_Your task_
Report how many lines hold the string "Signal". Give the number and nothing else.

** Begin Records provided **

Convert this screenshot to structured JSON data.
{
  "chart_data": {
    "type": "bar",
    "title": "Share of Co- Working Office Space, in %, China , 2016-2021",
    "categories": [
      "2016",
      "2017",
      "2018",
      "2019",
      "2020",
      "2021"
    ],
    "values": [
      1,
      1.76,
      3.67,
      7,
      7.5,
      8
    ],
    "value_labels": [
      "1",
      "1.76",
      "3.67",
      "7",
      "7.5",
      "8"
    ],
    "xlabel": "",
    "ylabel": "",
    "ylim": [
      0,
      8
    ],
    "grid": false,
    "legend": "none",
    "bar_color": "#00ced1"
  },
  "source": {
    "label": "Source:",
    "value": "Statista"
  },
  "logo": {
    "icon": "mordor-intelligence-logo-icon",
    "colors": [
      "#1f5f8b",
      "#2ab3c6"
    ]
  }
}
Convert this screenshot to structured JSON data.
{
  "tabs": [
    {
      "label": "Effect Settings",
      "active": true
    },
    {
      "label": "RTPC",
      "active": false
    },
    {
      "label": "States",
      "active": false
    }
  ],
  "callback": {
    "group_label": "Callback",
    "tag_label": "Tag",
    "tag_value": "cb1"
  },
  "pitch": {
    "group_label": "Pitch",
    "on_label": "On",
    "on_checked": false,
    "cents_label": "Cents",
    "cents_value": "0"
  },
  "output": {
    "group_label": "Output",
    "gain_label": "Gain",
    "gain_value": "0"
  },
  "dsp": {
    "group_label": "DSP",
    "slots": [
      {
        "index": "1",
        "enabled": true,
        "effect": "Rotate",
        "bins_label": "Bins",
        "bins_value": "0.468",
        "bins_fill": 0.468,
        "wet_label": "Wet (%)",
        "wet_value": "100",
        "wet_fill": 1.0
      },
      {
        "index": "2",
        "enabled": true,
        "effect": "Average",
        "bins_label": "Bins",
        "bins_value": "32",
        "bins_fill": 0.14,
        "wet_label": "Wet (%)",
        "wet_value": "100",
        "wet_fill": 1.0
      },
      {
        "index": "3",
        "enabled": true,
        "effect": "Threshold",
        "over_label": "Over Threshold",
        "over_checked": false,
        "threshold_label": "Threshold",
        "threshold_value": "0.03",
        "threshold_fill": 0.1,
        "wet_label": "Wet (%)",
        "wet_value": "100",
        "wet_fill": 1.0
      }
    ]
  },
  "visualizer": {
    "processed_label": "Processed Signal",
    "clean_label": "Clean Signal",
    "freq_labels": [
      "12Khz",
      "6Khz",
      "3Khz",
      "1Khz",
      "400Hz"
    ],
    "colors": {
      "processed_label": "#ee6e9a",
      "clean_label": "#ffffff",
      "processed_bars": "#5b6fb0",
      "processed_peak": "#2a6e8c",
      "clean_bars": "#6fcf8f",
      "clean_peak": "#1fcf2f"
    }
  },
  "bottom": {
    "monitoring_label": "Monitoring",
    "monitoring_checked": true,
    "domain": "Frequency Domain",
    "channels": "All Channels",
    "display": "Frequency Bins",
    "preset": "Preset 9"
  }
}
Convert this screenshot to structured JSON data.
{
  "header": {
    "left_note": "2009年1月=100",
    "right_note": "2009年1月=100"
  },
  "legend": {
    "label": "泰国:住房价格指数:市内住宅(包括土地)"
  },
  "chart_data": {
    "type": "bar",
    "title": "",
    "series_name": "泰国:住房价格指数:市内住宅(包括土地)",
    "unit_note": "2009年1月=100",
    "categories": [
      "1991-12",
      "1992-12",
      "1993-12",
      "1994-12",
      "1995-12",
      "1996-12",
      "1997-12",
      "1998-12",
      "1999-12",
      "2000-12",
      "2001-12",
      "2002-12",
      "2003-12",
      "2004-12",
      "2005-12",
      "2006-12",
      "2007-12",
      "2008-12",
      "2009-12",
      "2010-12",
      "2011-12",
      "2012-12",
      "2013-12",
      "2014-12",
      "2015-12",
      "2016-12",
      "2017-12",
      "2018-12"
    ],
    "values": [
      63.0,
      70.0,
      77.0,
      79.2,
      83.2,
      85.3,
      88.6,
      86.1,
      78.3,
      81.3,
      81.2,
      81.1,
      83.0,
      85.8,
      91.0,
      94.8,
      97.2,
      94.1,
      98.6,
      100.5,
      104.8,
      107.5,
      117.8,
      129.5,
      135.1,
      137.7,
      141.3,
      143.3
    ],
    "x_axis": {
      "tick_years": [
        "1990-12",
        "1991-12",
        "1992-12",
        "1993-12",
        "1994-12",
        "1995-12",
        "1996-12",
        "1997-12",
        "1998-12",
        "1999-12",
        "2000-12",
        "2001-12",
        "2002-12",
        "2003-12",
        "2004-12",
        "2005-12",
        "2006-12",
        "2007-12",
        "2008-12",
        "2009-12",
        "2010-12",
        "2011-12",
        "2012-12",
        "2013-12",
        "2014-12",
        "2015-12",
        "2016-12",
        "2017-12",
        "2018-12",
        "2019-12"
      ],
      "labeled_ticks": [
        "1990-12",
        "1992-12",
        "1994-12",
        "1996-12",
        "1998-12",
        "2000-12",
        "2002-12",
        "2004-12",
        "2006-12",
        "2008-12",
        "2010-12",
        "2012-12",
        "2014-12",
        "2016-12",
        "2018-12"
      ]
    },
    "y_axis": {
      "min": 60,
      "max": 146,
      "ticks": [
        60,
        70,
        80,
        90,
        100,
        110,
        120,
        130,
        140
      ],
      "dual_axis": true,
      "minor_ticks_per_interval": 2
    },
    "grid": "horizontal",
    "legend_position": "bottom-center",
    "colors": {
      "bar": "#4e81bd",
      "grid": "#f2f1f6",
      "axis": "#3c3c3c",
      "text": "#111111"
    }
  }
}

** End Records provided **

_Answer to this task_
2